PROBLEM >>
All of the records below should be output exactly.

☆ ☆ ☆ ☆ ☆

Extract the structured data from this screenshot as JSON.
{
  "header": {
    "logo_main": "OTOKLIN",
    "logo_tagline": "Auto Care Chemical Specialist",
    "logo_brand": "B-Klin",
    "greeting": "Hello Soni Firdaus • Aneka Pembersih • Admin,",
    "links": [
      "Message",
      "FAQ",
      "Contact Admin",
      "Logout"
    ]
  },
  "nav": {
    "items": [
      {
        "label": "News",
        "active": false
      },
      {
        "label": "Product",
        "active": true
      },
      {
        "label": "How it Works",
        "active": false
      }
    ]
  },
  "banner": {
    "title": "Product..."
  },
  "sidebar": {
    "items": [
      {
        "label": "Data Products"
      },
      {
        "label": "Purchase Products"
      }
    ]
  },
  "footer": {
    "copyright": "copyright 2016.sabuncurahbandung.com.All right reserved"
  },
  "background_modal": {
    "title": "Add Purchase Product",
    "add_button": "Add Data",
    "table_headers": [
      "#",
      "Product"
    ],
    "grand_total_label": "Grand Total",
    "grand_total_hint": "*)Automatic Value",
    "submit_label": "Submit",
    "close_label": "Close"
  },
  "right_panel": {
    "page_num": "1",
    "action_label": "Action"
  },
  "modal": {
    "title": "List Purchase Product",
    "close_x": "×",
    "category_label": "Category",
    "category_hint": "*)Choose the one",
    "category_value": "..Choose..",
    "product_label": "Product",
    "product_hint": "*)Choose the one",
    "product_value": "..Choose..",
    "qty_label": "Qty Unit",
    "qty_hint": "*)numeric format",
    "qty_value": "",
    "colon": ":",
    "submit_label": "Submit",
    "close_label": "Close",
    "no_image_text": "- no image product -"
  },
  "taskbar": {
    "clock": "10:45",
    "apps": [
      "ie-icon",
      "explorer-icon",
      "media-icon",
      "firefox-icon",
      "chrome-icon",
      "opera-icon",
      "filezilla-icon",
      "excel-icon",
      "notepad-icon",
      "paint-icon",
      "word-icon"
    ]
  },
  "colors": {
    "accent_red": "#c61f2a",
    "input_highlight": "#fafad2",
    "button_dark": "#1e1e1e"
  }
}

☆ ☆ ☆ ☆ ☆

SOLVED EXERCISE >>
Extract the structured data from this screenshot as JSON.
{
  "header": {
    "logo_main": "OTOKLIN",
    "logo_tagline": "Auto Care Chemical Specialist",
    "logo_brand": "B-Klin",
    "greeting": "Hello Soni Firdaus • Aneka Pembersih • Admin,",
    "links": [
      "Message",
      "FAQ",
      "Contact Admin",
      "Logout"
    ]
  },
  "nav": {
    "items": [
      {
        "label": "News",
        "active": false
      },
      {
        "label": "Product",
        "active": true
      },
      {
        "label": "How it Works",
        "active": false
      }
    ]
  },
  "banner": {
    "title": "Product..."
  },
  "sidebar": {
    "items": [
      {
        "label": "Data Products"
      },
      {
        "label": "Purchase Products"
      }
    ]
  },
  "footer": {
    "copyright": "copyright 2016.sabuncurahbandung.com.All right reserved"
  },
  "background_modal": {
    "title": "Add Purchase Product",
    "add_button": "Add Data",
    "table_headers": [
      "#",
      "Product"
    ],
    "grand_total_label": "Grand Total",
    "grand_total_hint": "*)Automatic Value",
    "submit_label": "Submit",
    "close_label": "Close"
  },
  "right_panel": {
    "page_num": "1",
    "action_label": "Action"
  },
  "modal": {
    "title": "List Purchase Product",
    "close_x": "×",
    "category_label": "Category",
    "category_hint": "*)Choose the one",
    "category_value": "..Choose..",
    "product_label": "Product",
    "product_hint": "*)Choose the one",
    "product_value": "..Choose..",
    "qty_label": "Qty Unit",
    "qty_hint": "*)numeric format",
    "qty_value": "",
    "colon": ":",
    "submit_label": "Submit",
    "close_label": "Close",
    "no_image_text": "- no image product -"
  },
  "taskbar": {
    "clock": "10:45",
    "apps": [
      "ie-icon",
      "explorer-icon",
      "media-icon",
      "firefox-icon",
      "chrome-icon",
      "opera-icon",
      "filezilla-icon",
      "excel-icon",
      "notepad-icon",
      "paint-icon",
      "word-icon"
    ]
  },
  "colors": {
    "accent_red": "#c61f2a",
    "input_highlight": "#fafad2",
    "button_dark": "#1e1e1e"
  }
}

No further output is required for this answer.